BEGIN Supplied information

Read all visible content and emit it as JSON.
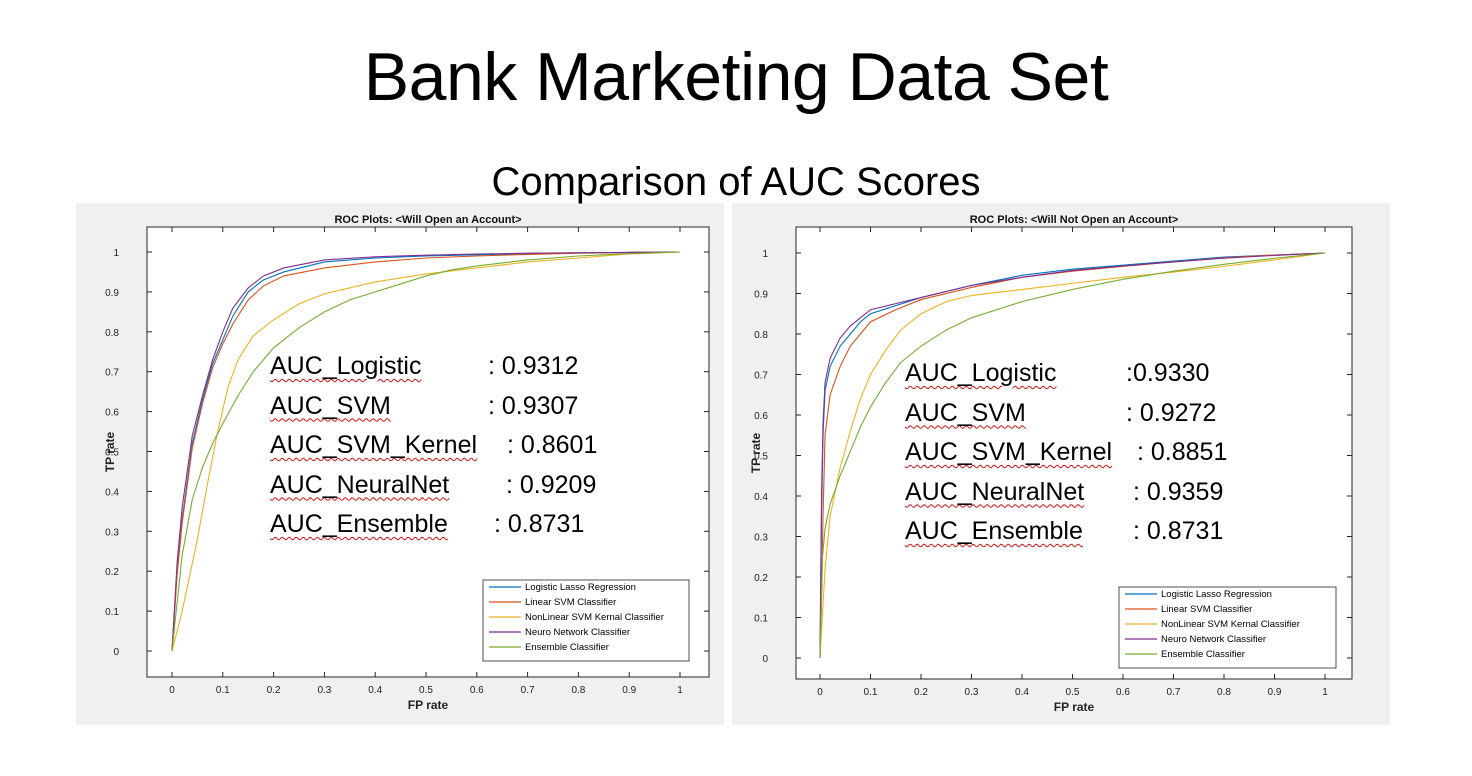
{
  "slide": {
    "title": "Bank Marketing Data Set",
    "subtitle": "Comparison of AUC Scores"
  },
  "chart_data": [
    {
      "type": "line",
      "title": "ROC Plots: <Will Open an Account>",
      "xlabel": "FP rate",
      "ylabel": "TP rate",
      "xlim": [
        0,
        1
      ],
      "ylim": [
        0,
        1
      ],
      "xticks": [
        0,
        0.1,
        0.2,
        0.3,
        0.4,
        0.5,
        0.6,
        0.7,
        0.8,
        0.9,
        1
      ],
      "yticks": [
        0,
        0.1,
        0.2,
        0.3,
        0.4,
        0.5,
        0.6,
        0.7,
        0.8,
        0.9,
        1
      ],
      "grid": false,
      "legend_position": "bottom-right",
      "series": [
        {
          "name": "Logistic Lasso Regression",
          "color": "#0072bd",
          "x": [
            0,
            0.01,
            0.02,
            0.04,
            0.06,
            0.08,
            0.1,
            0.12,
            0.15,
            0.18,
            0.22,
            0.3,
            0.4,
            0.5,
            0.6,
            0.7,
            0.8,
            0.9,
            1.0
          ],
          "y": [
            0,
            0.2,
            0.33,
            0.52,
            0.63,
            0.72,
            0.78,
            0.84,
            0.9,
            0.93,
            0.95,
            0.975,
            0.985,
            0.99,
            0.993,
            0.996,
            0.998,
            0.999,
            1.0
          ]
        },
        {
          "name": "Linear SVM Classifier",
          "color": "#d95319",
          "x": [
            0,
            0.01,
            0.02,
            0.04,
            0.06,
            0.08,
            0.1,
            0.12,
            0.15,
            0.18,
            0.22,
            0.3,
            0.4,
            0.5,
            0.6,
            0.7,
            0.8,
            0.9,
            1.0
          ],
          "y": [
            0,
            0.19,
            0.32,
            0.51,
            0.62,
            0.71,
            0.77,
            0.82,
            0.88,
            0.915,
            0.94,
            0.96,
            0.975,
            0.985,
            0.99,
            0.994,
            0.997,
            0.999,
            1.0
          ]
        },
        {
          "name": "NonLinear SVM Kernal Classifier",
          "color": "#edb120",
          "x": [
            0,
            0.02,
            0.05,
            0.07,
            0.09,
            0.11,
            0.13,
            0.16,
            0.2,
            0.25,
            0.3,
            0.4,
            0.5,
            0.6,
            0.7,
            0.8,
            0.9,
            1.0
          ],
          "y": [
            0,
            0.1,
            0.28,
            0.42,
            0.55,
            0.66,
            0.73,
            0.79,
            0.83,
            0.87,
            0.895,
            0.925,
            0.945,
            0.96,
            0.975,
            0.985,
            0.995,
            1.0
          ]
        },
        {
          "name": "Neuro Network Classifier",
          "color": "#7e2f8e",
          "x": [
            0,
            0.01,
            0.02,
            0.04,
            0.06,
            0.08,
            0.1,
            0.12,
            0.15,
            0.18,
            0.22,
            0.3,
            0.4,
            0.5,
            0.6,
            0.7,
            0.8,
            0.9,
            1.0
          ],
          "y": [
            0,
            0.22,
            0.36,
            0.54,
            0.64,
            0.73,
            0.8,
            0.86,
            0.91,
            0.94,
            0.96,
            0.98,
            0.988,
            0.992,
            0.995,
            0.997,
            0.998,
            0.999,
            1.0
          ]
        },
        {
          "name": "Ensemble Classifier",
          "color": "#77ac30",
          "x": [
            0,
            0.02,
            0.04,
            0.06,
            0.08,
            0.1,
            0.13,
            0.16,
            0.2,
            0.25,
            0.3,
            0.35,
            0.4,
            0.45,
            0.5,
            0.55,
            0.6,
            0.7,
            0.8,
            0.9,
            1.0
          ],
          "y": [
            0,
            0.24,
            0.38,
            0.46,
            0.52,
            0.57,
            0.64,
            0.7,
            0.76,
            0.81,
            0.85,
            0.88,
            0.9,
            0.92,
            0.94,
            0.955,
            0.965,
            0.98,
            0.99,
            0.996,
            1.0
          ]
        }
      ],
      "annotations": [
        {
          "label": "AUC_Logistic",
          "value": ": 0.9312"
        },
        {
          "label": "AUC_SVM",
          "value": ": 0.9307"
        },
        {
          "label": "AUC_SVM_Kernel",
          "value": ": 0.8601"
        },
        {
          "label": "AUC_NeuralNet",
          "value": ": 0.9209"
        },
        {
          "label": "AUC_Ensemble",
          "value": ": 0.8731"
        }
      ]
    },
    {
      "type": "line",
      "title": "ROC Plots: <Will Not Open an Account>",
      "xlabel": "FP rate",
      "ylabel": "TP rate",
      "xlim": [
        0,
        1
      ],
      "ylim": [
        0,
        1
      ],
      "xticks": [
        0,
        0.1,
        0.2,
        0.3,
        0.4,
        0.5,
        0.6,
        0.7,
        0.8,
        0.9,
        1
      ],
      "yticks": [
        0,
        0.1,
        0.2,
        0.3,
        0.4,
        0.5,
        0.6,
        0.7,
        0.8,
        0.9,
        1
      ],
      "grid": false,
      "legend_position": "bottom-right",
      "series": [
        {
          "name": "Logistic Lasso Regression",
          "color": "#0072bd",
          "x": [
            0,
            0.003,
            0.006,
            0.01,
            0.02,
            0.04,
            0.06,
            0.08,
            0.1,
            0.15,
            0.2,
            0.3,
            0.4,
            0.5,
            0.6,
            0.7,
            0.8,
            0.9,
            1.0
          ],
          "y": [
            0,
            0.35,
            0.55,
            0.66,
            0.72,
            0.77,
            0.8,
            0.83,
            0.85,
            0.87,
            0.89,
            0.92,
            0.945,
            0.96,
            0.97,
            0.98,
            0.99,
            0.995,
            1.0
          ]
        },
        {
          "name": "Linear SVM Classifier",
          "color": "#d95319",
          "x": [
            0,
            0.003,
            0.006,
            0.01,
            0.02,
            0.04,
            0.06,
            0.08,
            0.1,
            0.15,
            0.2,
            0.3,
            0.4,
            0.5,
            0.6,
            0.7,
            0.8,
            0.9,
            1.0
          ],
          "y": [
            0,
            0.15,
            0.35,
            0.55,
            0.65,
            0.72,
            0.77,
            0.8,
            0.83,
            0.86,
            0.885,
            0.915,
            0.94,
            0.955,
            0.967,
            0.978,
            0.988,
            0.995,
            1.0
          ]
        },
        {
          "name": "NonLinear SVM Kernal Classifier",
          "color": "#edb120",
          "x": [
            0,
            0.01,
            0.02,
            0.04,
            0.06,
            0.08,
            0.1,
            0.13,
            0.16,
            0.2,
            0.25,
            0.3,
            0.4,
            0.5,
            0.6,
            0.7,
            0.8,
            0.9,
            1.0
          ],
          "y": [
            0,
            0.22,
            0.35,
            0.47,
            0.56,
            0.64,
            0.7,
            0.76,
            0.81,
            0.85,
            0.88,
            0.895,
            0.91,
            0.925,
            0.94,
            0.953,
            0.967,
            0.983,
            1.0
          ]
        },
        {
          "name": "Neuro Network Classifier",
          "color": "#7e2f8e",
          "x": [
            0,
            0.003,
            0.006,
            0.01,
            0.02,
            0.04,
            0.06,
            0.08,
            0.1,
            0.15,
            0.2,
            0.3,
            0.4,
            0.5,
            0.6,
            0.7,
            0.8,
            0.9,
            1.0
          ],
          "y": [
            0,
            0.4,
            0.58,
            0.68,
            0.74,
            0.79,
            0.82,
            0.84,
            0.86,
            0.875,
            0.89,
            0.92,
            0.94,
            0.957,
            0.968,
            0.978,
            0.987,
            0.994,
            1.0
          ]
        },
        {
          "name": "Ensemble Classifier",
          "color": "#77ac30",
          "x": [
            0,
            0.005,
            0.01,
            0.02,
            0.04,
            0.06,
            0.08,
            0.1,
            0.13,
            0.16,
            0.2,
            0.25,
            0.3,
            0.4,
            0.5,
            0.6,
            0.7,
            0.8,
            0.9,
            1.0
          ],
          "y": [
            0,
            0.25,
            0.32,
            0.38,
            0.45,
            0.51,
            0.57,
            0.62,
            0.68,
            0.73,
            0.77,
            0.81,
            0.84,
            0.88,
            0.91,
            0.935,
            0.955,
            0.972,
            0.987,
            1.0
          ]
        }
      ],
      "annotations": [
        {
          "label": "AUC_Logistic",
          "value": ":0.9330"
        },
        {
          "label": "AUC_SVM",
          "value": ": 0.9272"
        },
        {
          "label": "AUC_SVM_Kernel",
          "value": ": 0.8851"
        },
        {
          "label": "AUC_NeuralNet",
          "value": ": 0.9359"
        },
        {
          "label": "AUC_Ensemble",
          "value": ": 0.8731"
        }
      ]
    }
  ]
}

END Supplied information

* [Task requirements]:
Copy every line of the records above that contains "Will".

* [Task answer]:
      "title": "ROC Plots: <Will Open an Account>",
      "title": "ROC Plots: <Will Not Open an Account>",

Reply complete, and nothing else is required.